- [THE REQUEST]
Print every entry word for word, but omit the pictures.
## start DATA IN THIS EXERCISE
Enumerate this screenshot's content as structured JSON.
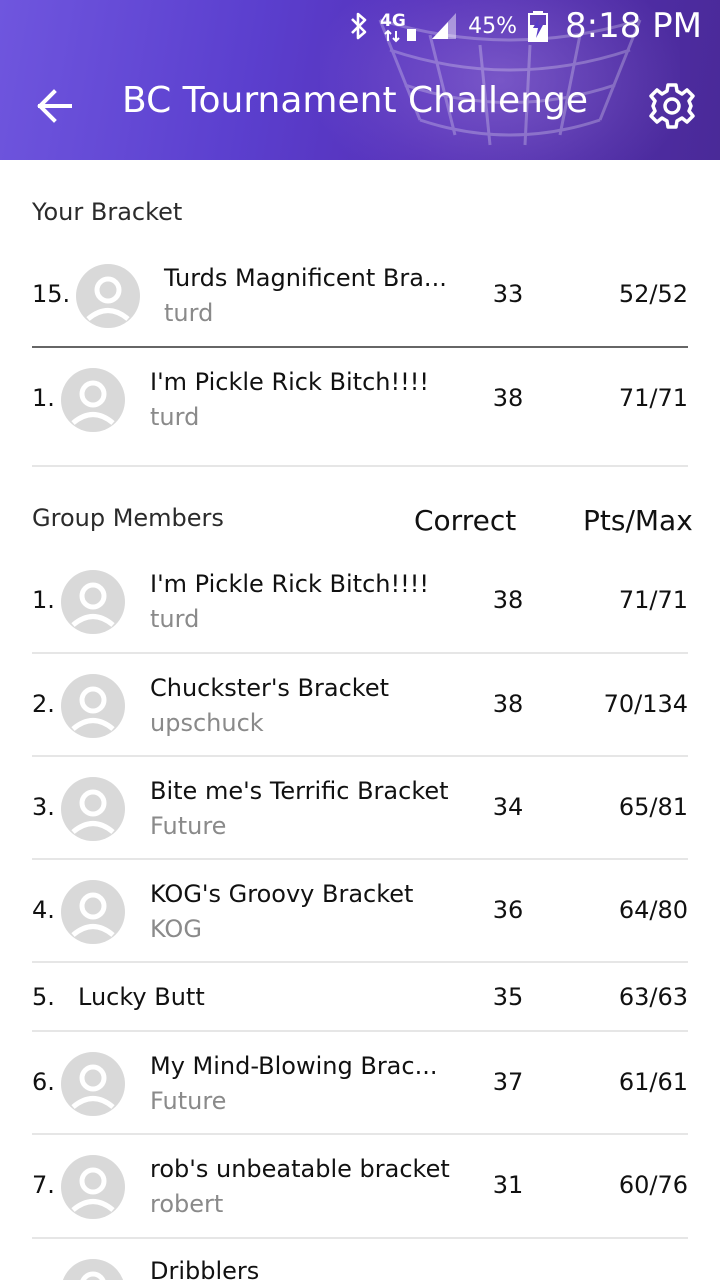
{
  "status_bar": {
    "icons": [
      "bluetooth-icon",
      "4g-lte-icon",
      "signal-icon",
      "battery-charging-icon"
    ],
    "network_label": "4G",
    "battery_percent": "45%",
    "time": "8:18 PM"
  },
  "toolbar": {
    "title": "BC Tournament Challenge",
    "back_icon": "arrow-back-icon",
    "settings_icon": "gear-icon"
  },
  "your_bracket": {
    "label": "Your Bracket",
    "rows": [
      {
        "rank": "15.",
        "name": "Turds Magnificent Bra...",
        "owner": "turd",
        "correct": "33",
        "pts": "52/52"
      },
      {
        "rank": "1.",
        "name": "I'm Pickle Rick Bitch!!!!",
        "owner": "turd",
        "correct": "38",
        "pts": "71/71"
      }
    ]
  },
  "group_members": {
    "label": "Group Members",
    "col_correct": "Correct",
    "col_pts": "Pts/Max",
    "rows": [
      {
        "rank": "1.",
        "name": "I'm Pickle Rick Bitch!!!!",
        "owner": "turd",
        "correct": "38",
        "pts": "71/71"
      },
      {
        "rank": "2.",
        "name": "Chuckster's Bracket",
        "owner": "upschuck",
        "correct": "38",
        "pts": "70/134"
      },
      {
        "rank": "3.",
        "name": "Bite me's Terrific Bracket",
        "owner": "Future",
        "correct": "34",
        "pts": "65/81"
      },
      {
        "rank": "4.",
        "name": "KOG's Groovy Bracket",
        "owner": "KOG",
        "correct": "36",
        "pts": "64/80"
      },
      {
        "rank": "5.",
        "name": "Lucky Butt",
        "owner": "",
        "correct": "35",
        "pts": "63/63"
      },
      {
        "rank": "6.",
        "name": "My Mind-Blowing Brac...",
        "owner": "Future",
        "correct": "37",
        "pts": "61/61"
      },
      {
        "rank": "7.",
        "name": "rob's unbeatable bracket",
        "owner": "robert",
        "correct": "31",
        "pts": "60/76"
      },
      {
        "rank": "",
        "name": "Dribblers",
        "owner": "",
        "correct": "",
        "pts": ""
      }
    ]
  },
  "colors": {
    "header_start": "#6f56de",
    "header_end": "#4a2a98",
    "avatar_bg": "#d9d9d9",
    "owner_text": "#8a8a8a"
  }
}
## end DATA IN THIS EXERCISE
- [REPLY]
Enumerate this screenshot's content as structured JSON.
{
  "status_bar": {
    "icons": [
      "bluetooth-icon",
      "4g-lte-icon",
      "signal-icon",
      "battery-charging-icon"
    ],
    "network_label": "4G",
    "battery_percent": "45%",
    "time": "8:18 PM"
  },
  "toolbar": {
    "title": "BC Tournament Challenge",
    "back_icon": "arrow-back-icon",
    "settings_icon": "gear-icon"
  },
  "your_bracket": {
    "label": "Your Bracket",
    "rows": [
      {
        "rank": "15.",
        "name": "Turds Magnificent Bra...",
        "owner": "turd",
        "correct": "33",
        "pts": "52/52"
      },
      {
        "rank": "1.",
        "name": "I'm Pickle Rick Bitch!!!!",
        "owner": "turd",
        "correct": "38",
        "pts": "71/71"
      }
    ]
  },
  "group_members": {
    "label": "Group Members",
    "col_correct": "Correct",
    "col_pts": "Pts/Max",
    "rows": [
      {
        "rank": "1.",
        "name": "I'm Pickle Rick Bitch!!!!",
        "owner": "turd",
        "correct": "38",
        "pts": "71/71"
      },
      {
        "rank": "2.",
        "name": "Chuckster's Bracket",
        "owner": "upschuck",
        "correct": "38",
        "pts": "70/134"
      },
      {
        "rank": "3.",
        "name": "Bite me's Terrific Bracket",
        "owner": "Future",
        "correct": "34",
        "pts": "65/81"
      },
      {
        "rank": "4.",
        "name": "KOG's Groovy Bracket",
        "owner": "KOG",
        "correct": "36",
        "pts": "64/80"
      },
      {
        "rank": "5.",
        "name": "Lucky Butt",
        "owner": "",
        "correct": "35",
        "pts": "63/63"
      },
      {
        "rank": "6.",
        "name": "My Mind-Blowing Brac...",
        "owner": "Future",
        "correct": "37",
        "pts": "61/61"
      },
      {
        "rank": "7.",
        "name": "rob's unbeatable bracket",
        "owner": "robert",
        "correct": "31",
        "pts": "60/76"
      },
      {
        "rank": "",
        "name": "Dribblers",
        "owner": "",
        "correct": "",
        "pts": ""
      }
    ]
  },
  "colors": {
    "header_start": "#6f56de",
    "header_end": "#4a2a98",
    "avatar_bg": "#d9d9d9",
    "owner_text": "#8a8a8a"
  }
}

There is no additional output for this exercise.